* **YOUR OBJECTIVE**:
Please copy every line of the records below that holds the word "title".

Recorded data:
* begin *
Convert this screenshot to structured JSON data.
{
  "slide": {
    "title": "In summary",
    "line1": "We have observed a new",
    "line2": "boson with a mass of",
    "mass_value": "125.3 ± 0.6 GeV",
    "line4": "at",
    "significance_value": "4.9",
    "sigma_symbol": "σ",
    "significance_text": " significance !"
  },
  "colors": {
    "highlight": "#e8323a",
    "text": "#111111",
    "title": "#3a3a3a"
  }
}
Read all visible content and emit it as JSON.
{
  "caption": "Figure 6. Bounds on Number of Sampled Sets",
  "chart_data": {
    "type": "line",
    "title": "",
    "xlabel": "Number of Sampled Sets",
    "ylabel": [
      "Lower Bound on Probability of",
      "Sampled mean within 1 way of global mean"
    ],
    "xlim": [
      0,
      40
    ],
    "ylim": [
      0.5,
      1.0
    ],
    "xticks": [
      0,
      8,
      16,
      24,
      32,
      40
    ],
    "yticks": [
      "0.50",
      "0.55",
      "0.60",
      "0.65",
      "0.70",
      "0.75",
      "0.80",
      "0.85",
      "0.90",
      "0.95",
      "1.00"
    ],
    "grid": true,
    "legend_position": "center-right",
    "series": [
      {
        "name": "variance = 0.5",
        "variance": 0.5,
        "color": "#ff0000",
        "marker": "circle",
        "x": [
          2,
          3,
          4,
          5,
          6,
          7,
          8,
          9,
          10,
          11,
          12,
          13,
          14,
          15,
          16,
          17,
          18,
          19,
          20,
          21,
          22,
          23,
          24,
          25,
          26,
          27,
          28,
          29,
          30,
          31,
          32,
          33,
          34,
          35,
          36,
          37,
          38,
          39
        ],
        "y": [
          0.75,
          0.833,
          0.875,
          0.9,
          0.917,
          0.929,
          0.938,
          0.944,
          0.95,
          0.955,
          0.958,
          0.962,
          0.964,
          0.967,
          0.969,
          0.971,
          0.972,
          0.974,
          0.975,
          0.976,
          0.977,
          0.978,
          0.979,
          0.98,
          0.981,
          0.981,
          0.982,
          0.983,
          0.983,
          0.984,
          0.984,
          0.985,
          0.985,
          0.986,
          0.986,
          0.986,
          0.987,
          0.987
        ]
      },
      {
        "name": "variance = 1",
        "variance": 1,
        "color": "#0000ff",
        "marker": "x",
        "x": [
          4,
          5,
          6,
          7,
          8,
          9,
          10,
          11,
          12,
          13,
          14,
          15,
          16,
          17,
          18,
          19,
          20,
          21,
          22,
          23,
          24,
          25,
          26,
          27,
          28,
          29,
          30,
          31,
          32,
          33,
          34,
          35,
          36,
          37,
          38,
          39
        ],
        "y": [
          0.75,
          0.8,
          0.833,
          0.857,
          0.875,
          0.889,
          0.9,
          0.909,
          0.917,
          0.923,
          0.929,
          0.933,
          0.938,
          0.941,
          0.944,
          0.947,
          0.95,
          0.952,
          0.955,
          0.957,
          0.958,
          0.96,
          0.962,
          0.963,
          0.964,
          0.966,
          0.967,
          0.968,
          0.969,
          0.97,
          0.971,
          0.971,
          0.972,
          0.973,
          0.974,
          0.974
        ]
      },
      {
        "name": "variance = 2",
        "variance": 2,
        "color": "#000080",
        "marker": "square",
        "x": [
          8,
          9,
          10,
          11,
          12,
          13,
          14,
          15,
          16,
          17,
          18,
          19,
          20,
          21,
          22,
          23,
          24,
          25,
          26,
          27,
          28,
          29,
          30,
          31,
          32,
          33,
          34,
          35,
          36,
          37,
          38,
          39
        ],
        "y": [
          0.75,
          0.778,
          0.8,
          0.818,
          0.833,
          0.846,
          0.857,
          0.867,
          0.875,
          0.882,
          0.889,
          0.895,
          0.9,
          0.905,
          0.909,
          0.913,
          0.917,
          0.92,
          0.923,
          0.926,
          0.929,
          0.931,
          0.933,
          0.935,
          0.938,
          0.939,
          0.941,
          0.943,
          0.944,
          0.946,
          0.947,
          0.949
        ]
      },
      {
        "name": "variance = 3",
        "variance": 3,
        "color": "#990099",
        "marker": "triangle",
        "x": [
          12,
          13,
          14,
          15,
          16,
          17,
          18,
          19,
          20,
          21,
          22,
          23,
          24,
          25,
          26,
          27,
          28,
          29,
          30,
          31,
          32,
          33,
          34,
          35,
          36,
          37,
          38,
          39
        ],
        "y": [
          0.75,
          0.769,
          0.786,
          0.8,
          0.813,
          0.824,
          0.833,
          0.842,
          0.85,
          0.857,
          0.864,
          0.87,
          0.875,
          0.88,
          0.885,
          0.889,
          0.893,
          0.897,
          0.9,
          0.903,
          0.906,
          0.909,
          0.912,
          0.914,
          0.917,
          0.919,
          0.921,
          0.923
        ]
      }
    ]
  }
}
* end *
* **COMPLETED TASK**:
    "title": "In summary",
    "title": "#3a3a3a"
    "title": "",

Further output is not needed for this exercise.